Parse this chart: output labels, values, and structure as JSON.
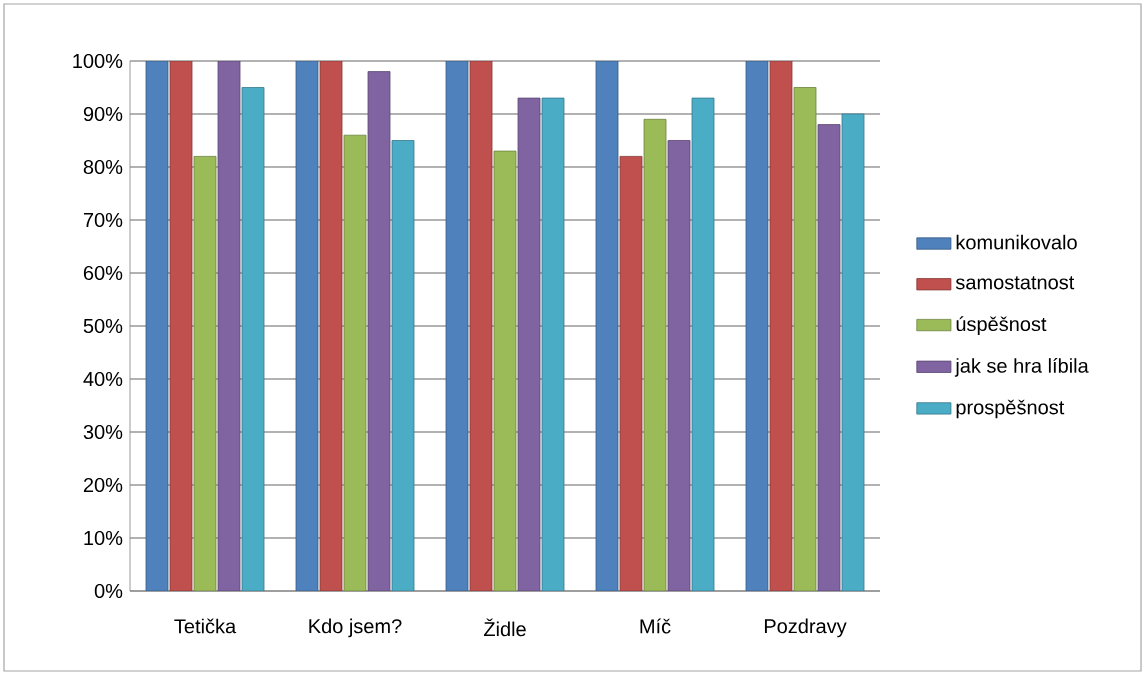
{
  "chart_data": {
    "type": "bar",
    "categories": [
      "Tetička",
      "Kdo jsem?",
      "Židle",
      "Míč",
      "Pozdravy"
    ],
    "series": [
      {
        "name": "komunikovalo",
        "color": "#4f81bd",
        "values": [
          100,
          100,
          100,
          100,
          100
        ]
      },
      {
        "name": "samostatnost",
        "color": "#c0504d",
        "values": [
          100,
          100,
          100,
          82,
          100
        ]
      },
      {
        "name": "úspěšnost",
        "color": "#9bbb59",
        "values": [
          82,
          86,
          83,
          89,
          95
        ]
      },
      {
        "name": "jak se hra líbila",
        "color": "#8064a2",
        "values": [
          100,
          98,
          93,
          85,
          88
        ]
      },
      {
        "name": "prospěšnost",
        "color": "#4bacc6",
        "values": [
          95,
          85,
          93,
          93,
          90
        ]
      }
    ],
    "ylim": [
      0,
      100
    ],
    "yticks": [
      {
        "value": 0,
        "label": "0%"
      },
      {
        "value": 10,
        "label": "10%"
      },
      {
        "value": 20,
        "label": "20%"
      },
      {
        "value": 30,
        "label": "30%"
      },
      {
        "value": 40,
        "label": "40%"
      },
      {
        "value": 50,
        "label": "50%"
      },
      {
        "value": 60,
        "label": "60%"
      },
      {
        "value": 70,
        "label": "70%"
      },
      {
        "value": 80,
        "label": "80%"
      },
      {
        "value": 90,
        "label": "90%"
      },
      {
        "value": 100,
        "label": "100%"
      }
    ],
    "grid": "y",
    "legend": "right"
  }
}
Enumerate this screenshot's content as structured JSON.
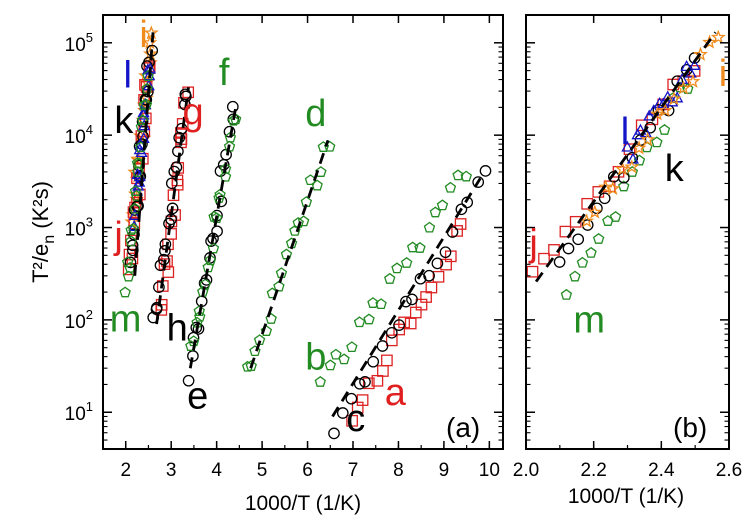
{
  "chart_data": [
    {
      "panel_label": "(a)",
      "type": "scatter",
      "xlabel": "1000/T (1/K)",
      "ylabel": "T²/e",
      "ylabel_sub": "n",
      "ylabel_units": " (K²s)",
      "xlim": [
        1.5,
        10.3
      ],
      "ylim": [
        4,
        200000
      ],
      "yscale": "log",
      "xticks": [
        2,
        3,
        4,
        5,
        6,
        7,
        8,
        9,
        10
      ],
      "yticks": [
        {
          "value": 10,
          "base": "10",
          "exp": "1"
        },
        {
          "value": 100,
          "base": "10",
          "exp": "2"
        },
        {
          "value": 1000,
          "base": "10",
          "exp": "3"
        },
        {
          "value": 10000,
          "base": "10",
          "exp": "4"
        },
        {
          "value": 100000,
          "base": "10",
          "exp": "5"
        }
      ],
      "series": [
        {
          "name": "a",
          "color": "#dd2222",
          "marker": "square",
          "x0": 7.0,
          "y0": 10,
          "x1": 9.4,
          "y1": 950
        },
        {
          "name": "b",
          "color": "#228b22",
          "marker": "pentagon",
          "x0": 6.3,
          "y0": 20,
          "x1": 9.5,
          "y1": 4000
        },
        {
          "name": "c",
          "color": "#000000",
          "marker": "circle",
          "x0": 6.6,
          "y0": 7,
          "x1": 9.9,
          "y1": 3600
        },
        {
          "name": "d",
          "color": "#228b22",
          "marker": "pentagon",
          "x0": 4.7,
          "y0": 28,
          "x1": 6.45,
          "y1": 8500
        },
        {
          "name": "e",
          "color": "#000000",
          "marker": "circle",
          "x0": 3.4,
          "y0": 25,
          "x1": 4.38,
          "y1": 18000
        },
        {
          "name": "f",
          "color": "#228b22",
          "marker": "pentagon",
          "x0": 3.45,
          "y0": 45,
          "x1": 4.42,
          "y1": 17000
        },
        {
          "name": "g",
          "color": "#dd2222",
          "marker": "square",
          "x0": 2.8,
          "y0": 140,
          "x1": 3.35,
          "y1": 26000
        },
        {
          "name": "h",
          "color": "#000000",
          "marker": "circle",
          "x0": 2.62,
          "y0": 88,
          "x1": 3.35,
          "y1": 32000
        },
        {
          "name": "i",
          "color": "#f08c1e",
          "marker": "star",
          "x0": 2.15,
          "y0": 1200,
          "x1": 2.58,
          "y1": 115000
        },
        {
          "name": "j",
          "color": "#dd2222",
          "marker": "square",
          "x0": 2.08,
          "y0": 280,
          "x1": 2.52,
          "y1": 65000
        },
        {
          "name": "k",
          "color": "#000000",
          "marker": "circle",
          "x0": 2.12,
          "y0": 420,
          "x1": 2.55,
          "y1": 75000
        },
        {
          "name": "l",
          "color": "#1515c8",
          "marker": "triangle",
          "x0": 2.2,
          "y0": 1300,
          "x1": 2.52,
          "y1": 60000
        },
        {
          "name": "m",
          "color": "#228b22",
          "marker": "pentagon",
          "x0": 2.0,
          "y0": 190,
          "x1": 2.5,
          "y1": 40000
        }
      ],
      "fit_lines": [
        {
          "x0": 6.55,
          "y0": 9,
          "x1": 9.8,
          "y1": 3400
        },
        {
          "x0": 4.75,
          "y0": 30,
          "x1": 6.45,
          "y1": 8800
        },
        {
          "x0": 3.42,
          "y0": 30,
          "x1": 4.42,
          "y1": 20000
        },
        {
          "x0": 2.68,
          "y0": 90,
          "x1": 3.38,
          "y1": 33000
        },
        {
          "x0": 2.2,
          "y0": 300,
          "x1": 2.6,
          "y1": 130000
        }
      ],
      "annotations": [
        {
          "text": "a",
          "color": "#e02020",
          "x": 7.7,
          "y": 12
        },
        {
          "text": "b",
          "color": "#228b22",
          "x": 5.95,
          "y": 29
        },
        {
          "text": "c",
          "color": "#000000",
          "x": 6.85,
          "y": 6.3
        },
        {
          "text": "d",
          "color": "#228b22",
          "x": 5.95,
          "y": 12500
        },
        {
          "text": "e",
          "color": "#000000",
          "x": 3.35,
          "y": 11
        },
        {
          "text": "f",
          "color": "#228b22",
          "x": 4.05,
          "y": 35000
        },
        {
          "text": "g",
          "color": "#e02020",
          "x": 3.25,
          "y": 13000
        },
        {
          "text": "h",
          "color": "#000000",
          "x": 2.9,
          "y": 60
        },
        {
          "text": "i",
          "color": "#f08c1e",
          "x": 2.3,
          "y": 90000
        },
        {
          "text": "j",
          "color": "#e02020",
          "x": 1.75,
          "y": 600
        },
        {
          "text": "k",
          "color": "#000000",
          "x": 1.75,
          "y": 10500
        },
        {
          "text": "l",
          "color": "#1515c8",
          "x": 1.95,
          "y": 33000
        },
        {
          "text": "m",
          "color": "#228b22",
          "x": 1.65,
          "y": 75
        }
      ]
    },
    {
      "panel_label": "(b)",
      "type": "scatter",
      "xlabel": "1000/T (1/K)",
      "xlim": [
        2.0,
        2.6
      ],
      "ylim": [
        4,
        200000
      ],
      "yscale": "log",
      "xticks": [
        {
          "value": 2.0,
          "label": "2.0"
        },
        {
          "value": 2.2,
          "label": "2.2"
        },
        {
          "value": 2.4,
          "label": "2.4"
        },
        {
          "value": 2.6,
          "label": "2.6"
        }
      ],
      "series": [
        {
          "name": "j",
          "color": "#dd2222",
          "marker": "square",
          "x0": 2.02,
          "y0": 280,
          "x1": 2.5,
          "y1": 60000
        },
        {
          "name": "m",
          "color": "#228b22",
          "marker": "pentagon",
          "x0": 2.12,
          "y0": 190,
          "x1": 2.48,
          "y1": 40000
        },
        {
          "name": "k",
          "color": "#000000",
          "marker": "circle",
          "x0": 2.1,
          "y0": 450,
          "x1": 2.5,
          "y1": 60000
        },
        {
          "name": "l",
          "color": "#1515c8",
          "marker": "triangle",
          "x0": 2.3,
          "y0": 6000,
          "x1": 2.5,
          "y1": 60000
        },
        {
          "name": "i",
          "color": "#f08c1e",
          "marker": "star",
          "x0": 2.18,
          "y0": 1300,
          "x1": 2.57,
          "y1": 115000
        }
      ],
      "fit_lines": [
        {
          "x0": 2.03,
          "y0": 260,
          "x1": 2.56,
          "y1": 130000
        }
      ],
      "annotations": [
        {
          "text": "i",
          "color": "#f08c1e",
          "x": 2.57,
          "y": 34000
        },
        {
          "text": "j",
          "color": "#e02020",
          "x": 2.01,
          "y": 500
        },
        {
          "text": "k",
          "color": "#000000",
          "x": 2.41,
          "y": 3200
        },
        {
          "text": "l",
          "color": "#1515c8",
          "x": 2.28,
          "y": 8000
        },
        {
          "text": "m",
          "color": "#228b22",
          "x": 2.14,
          "y": 73
        }
      ]
    }
  ]
}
---*---
• What you will do: Select every line in the records above that contains the word "this".

• Result of the exercise:
Parse this chart: output labels, values, and structure as JSON.
Enumerate this screenshot's content as structured JSON.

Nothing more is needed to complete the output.